# Start of THE DATA

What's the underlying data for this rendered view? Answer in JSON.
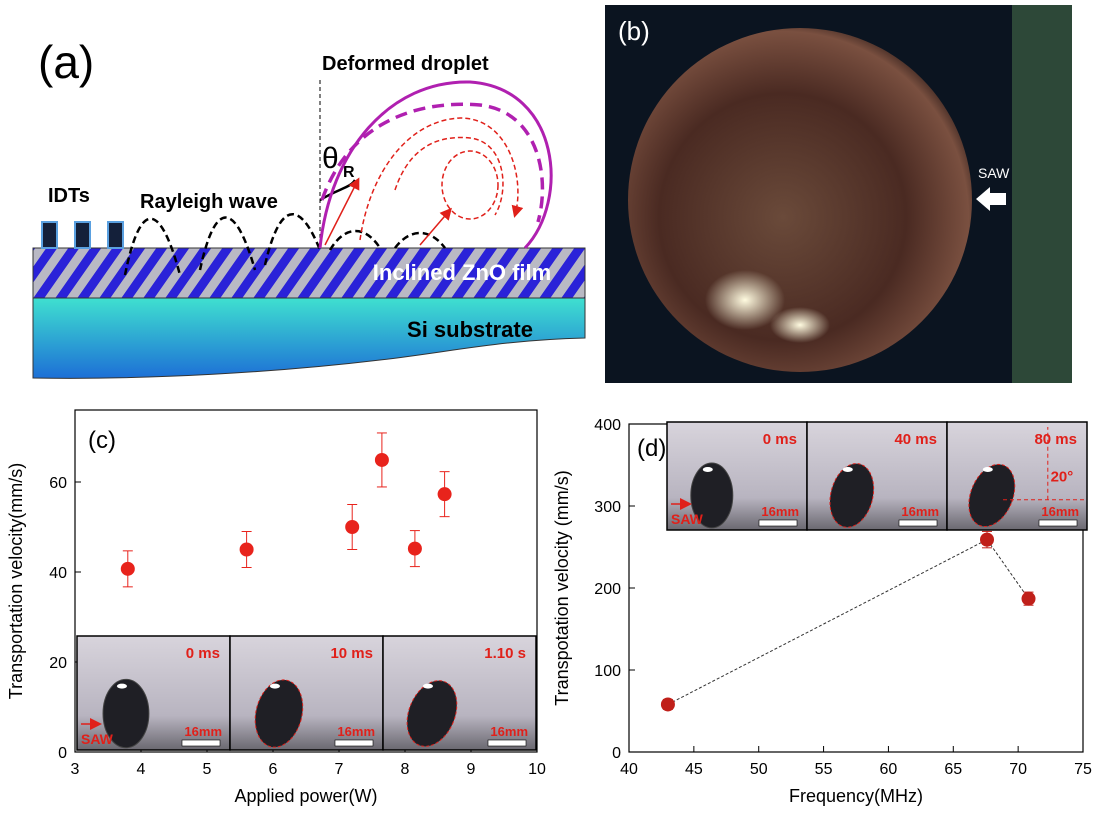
{
  "diagram": {
    "label": "(a)",
    "title": "Deformed droplet",
    "angle_symbol": "θ",
    "angle_subscript": "R",
    "idt_label": "IDTs",
    "wave_label": "Rayleigh wave",
    "film_label": "Inclined ZnO film",
    "substrate_label": "Si substrate"
  },
  "photo": {
    "label": "(b)",
    "arrow_label": "SAW"
  },
  "chart_data": [
    {
      "type": "scatter",
      "panel_label": "(c)",
      "x_label": "Applied power(W)",
      "y_label": "Transportation velocity(mm/s)",
      "x": [
        3.8,
        5.6,
        7.2,
        7.65,
        8.15,
        8.6
      ],
      "values": [
        40.7,
        45,
        50,
        64.9,
        45.2,
        57.3
      ],
      "errors": [
        4,
        4,
        5,
        6,
        4,
        5
      ],
      "color": "#e8231c",
      "connected": false,
      "xlim": [
        3,
        10
      ],
      "ylim": [
        0,
        76
      ],
      "xticks": [
        3,
        4,
        5,
        6,
        7,
        8,
        9,
        10
      ],
      "yticks": [
        0,
        20,
        40,
        60
      ],
      "insets": [
        {
          "time": "0 ms",
          "scale": "16mm"
        },
        {
          "time": "10 ms",
          "scale": "16mm"
        },
        {
          "time": "1.10 s",
          "scale": "16mm"
        }
      ],
      "inset_arrow_label": "SAW"
    },
    {
      "type": "scatter",
      "panel_label": "(d)",
      "x_label": "Frequency(MHz)",
      "y_label": "Transpotation velocity (mm/s)",
      "x": [
        43,
        67.6,
        70.8
      ],
      "values": [
        58,
        259,
        187
      ],
      "errors": [
        6,
        10,
        8
      ],
      "color": "#c0201a",
      "connected": true,
      "xlim": [
        40,
        75
      ],
      "ylim": [
        0,
        400
      ],
      "xticks": [
        40,
        45,
        50,
        55,
        60,
        65,
        70,
        75
      ],
      "yticks": [
        0,
        100,
        200,
        300,
        400
      ],
      "insets": [
        {
          "time": "0 ms",
          "scale": "16mm"
        },
        {
          "time": "40 ms",
          "scale": "16mm"
        },
        {
          "time": "80 ms",
          "scale": "16mm"
        }
      ],
      "inset_arrow_label": "SAW",
      "inset_angle_label": "20°"
    }
  ]
}
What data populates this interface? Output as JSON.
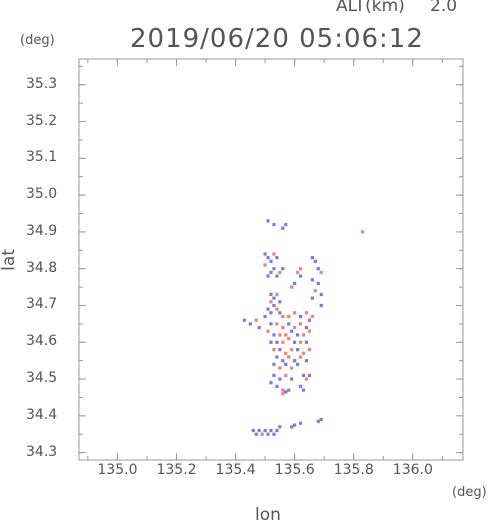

# End of THE DATA

◆ TO BE DONE
Work out how many lines of the data hold the string "What". Reply with that number alone.

◆ WRITTEN REPLY
2